───── Records for the task

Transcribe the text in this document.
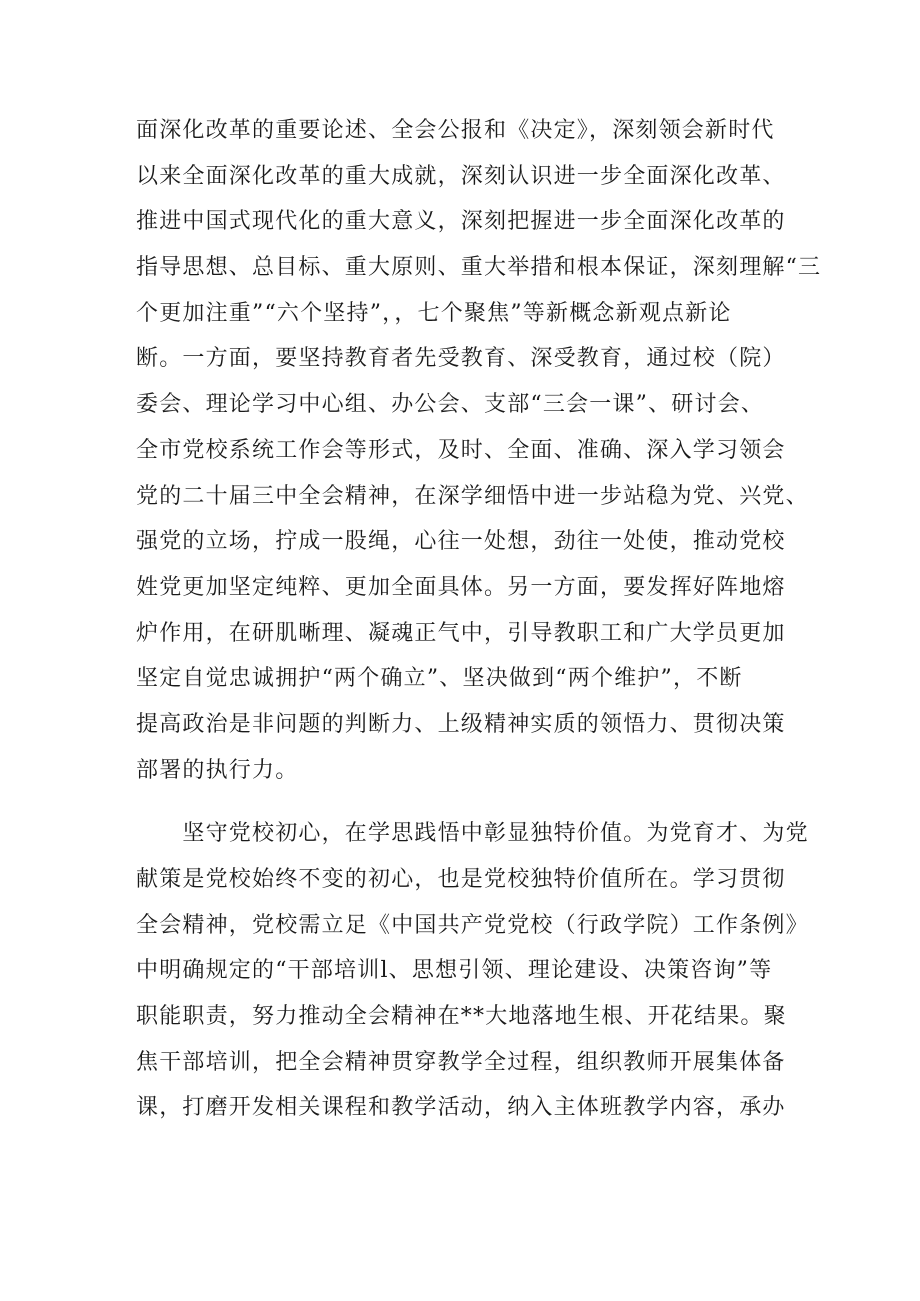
面深化改革的重要论述、全会公报和《决定》，深刻领会新时代
以来全面深化改革的重大成就，深刻认识进一步全面深化改革、
推进中国式现代化的重大意义，深刻把握进一步全面深化改革的
指导思想、总目标、重大原则、重大举措和根本保证，深刻理解“三
个更加注重”“六个坚持”，，七个聚焦”等新概念新观点新论
断。一方面，要坚持教育者先受教育、深受教育，通过校（院）
委会、理论学习中心组、办公会、支部“三会一课”、研讨会、
全市党校系统工作会等形式，及时、全面、准确、深入学习领会
党的二十届三中全会精神，在深学细悟中进一步站稳为党、兴党、
强党的立场，拧成一股绳，心往一处想，劲往一处使，推动党校
姓党更加坚定纯粹、更加全面具体。另一方面，要发挥好阵地熔
炉作用，在研肌晰理、凝魂正气中，引导教职工和广大学员更加
坚定自觉忠诚拥护“两个确立”、坚决做到“两个维护”，不断
提高政治是非问题的判断力、上级精神实质的领悟力、贯彻决策
部署的执行力。
　　坚守党校初心，在学思践悟中彰显独特价值。为党育才、为党
献策是党校始终不变的初心，也是党校独特价值所在。学习贯彻
全会精神，党校需立足《中国共产党党校（行政学院）工作条例》
中明确规定的“干部培训l、思想引领、理论建设、决策咨询”等
职能职责，努力推动全会精神在**大地落地生根、开花结果。聚
焦干部培训，把全会精神贯穿教学全过程，组织教师开展集体备
课，打磨开发相关课程和教学活动，纳入主体班教学内容，承办
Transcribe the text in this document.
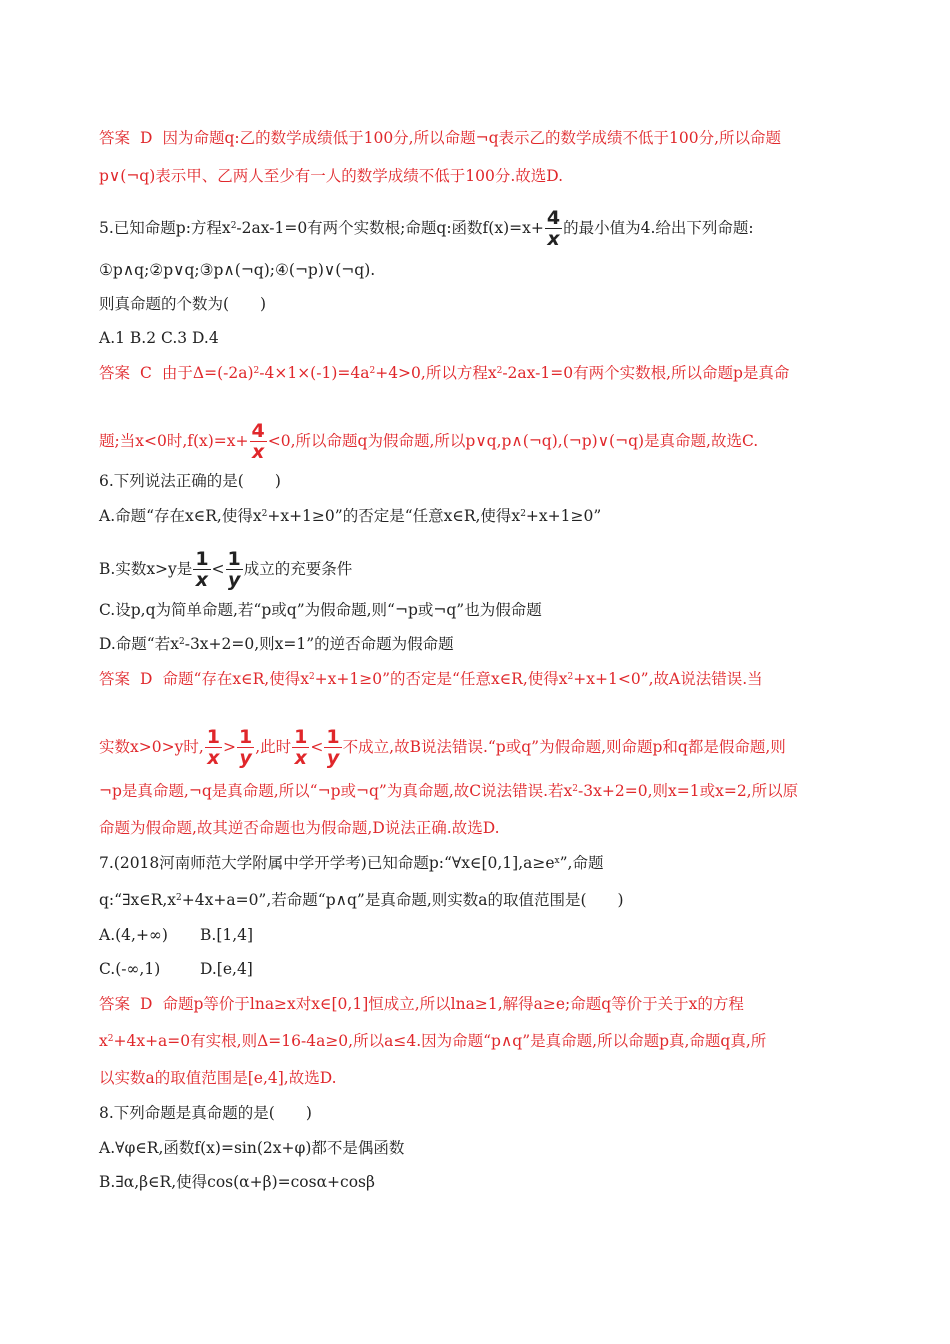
答案 D 因为命题q:乙的数学成绩低于100分,所以命题¬q表示乙的数学成绩不低于100分,所以命题
p∨(¬q)表示甲、乙两人至少有一人的数学成绩不低于100分.故选D.
5.已知命题p:方程$x^2-2ax-1=0$有两个实数根;命题q:函数$f(x)=x+ \frac{4}{x}$ 的最小值为4.给出下列命题:
①p∧q;②p∨q;③p∧(¬q);④(¬p)∨(¬q).
则真命题的个数为(　　)
A.1 B.2 C.3 D.4
答案 C 由于$\Delta=(-2a)^2-4\times 1\times(-1)=4a^2+4>0$,所以方程$x^2-2ax-1=0$有两个实数根,所以命题p是真命
题;当x<0时$,f(x)=x+ \frac{4}{x} <0$,所以命题q为假命题,所以p∨q,p∧(¬q),(¬p)∨(¬q)是真命题,故选C.
6.下列说法正确的是(　　)
A.命题“存在x∈R,使得$x^2+x+1\ge 0$”的否定是“任意x∈R,使得$x^2+x+1\ge 0$”
B.实数x>y是 $\frac{1}{x} < \frac{1}{y}$ 成立的充要条件
C.设p,q为简单命题,若“p或q”为假命题,则“¬p或¬q”也为假命题
D.命题“若$x^2-3x+2=0$,则x=1”的逆否命题为假命题
答案 D 命题“存在x∈R,使得$x^2+x+1\ge 0$”的否定是“任意x∈R,使得$x^2+x+1<0$”,故A说法错误.当
实数x>0>y时, $\frac{1}{x} > \frac{1}{y}$ ,此时 $\frac{1}{x} < \frac{1}{y}$ 不成立,故B说法错误.“p或q”为假命题,则命题p和q都是假命题,则
¬p是真命题,¬q是真命题,所以“¬p或¬q”为真命题,故C说法错误.若$x^2-3x+2=0$,则x=1或x=2,所以原
命题为假命题,故其逆否命题也为假命题,D说法正确.故选D.
7.(2018河南师范大学附属中学开学考)已知命题$p:“\forall x\in[0,1],a\ge e^x$”,命题
$q:“\exists x\in R,x^2+4x+a=0$”,若命题“p∧q”是真命题,则实数a的取值范围是(　　)
A.(4,+∞) B.[1,4]
C.(-∞,1)	D.[e,4]
答案 D 命题p等价于lna≥x对x∈[0,1]恒成立,所以lna≥1,解得a≥e;命题q等价于关于x的方程
$x^2+4x+a=0$有实根,则Δ=16-4a≥0,所以a≤4.因为命题“p∧q”是真命题,所以命题p真,命题q真,所
以实数a的取值范围是[e,4],故选D.
8.下列命题是真命题的是(　　)
A.∀φ∈R,函数f(x)=sin(2x+φ)都不是偶函数
B.∃α,β∈R,使得cos(α+β)=cosα+cosβ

──────────

Copy and report every line where the word "frac" is present.

5.已知命题p:方程$x^2-2ax-1=0$有两个实数根;命题q:函数$f(x)=x+ \frac{4}{x}$ 的最小值为4.给出下列命题:
题;当x<0时$,f(x)=x+ \frac{4}{x} <0$,所以命题q为假命题,所以p∨q,p∧(¬q),(¬p)∨(¬q)是真命题,故选C.
B.实数x>y是 $\frac{1}{x} < \frac{1}{y}$ 成立的充要条件
实数x>0>y时, $\frac{1}{x} > \frac{1}{y}$ ,此时 $\frac{1}{x} < \frac{1}{y}$ 不成立,故B说法错误.“p或q”为假命题,则命题p和q都是假命题,则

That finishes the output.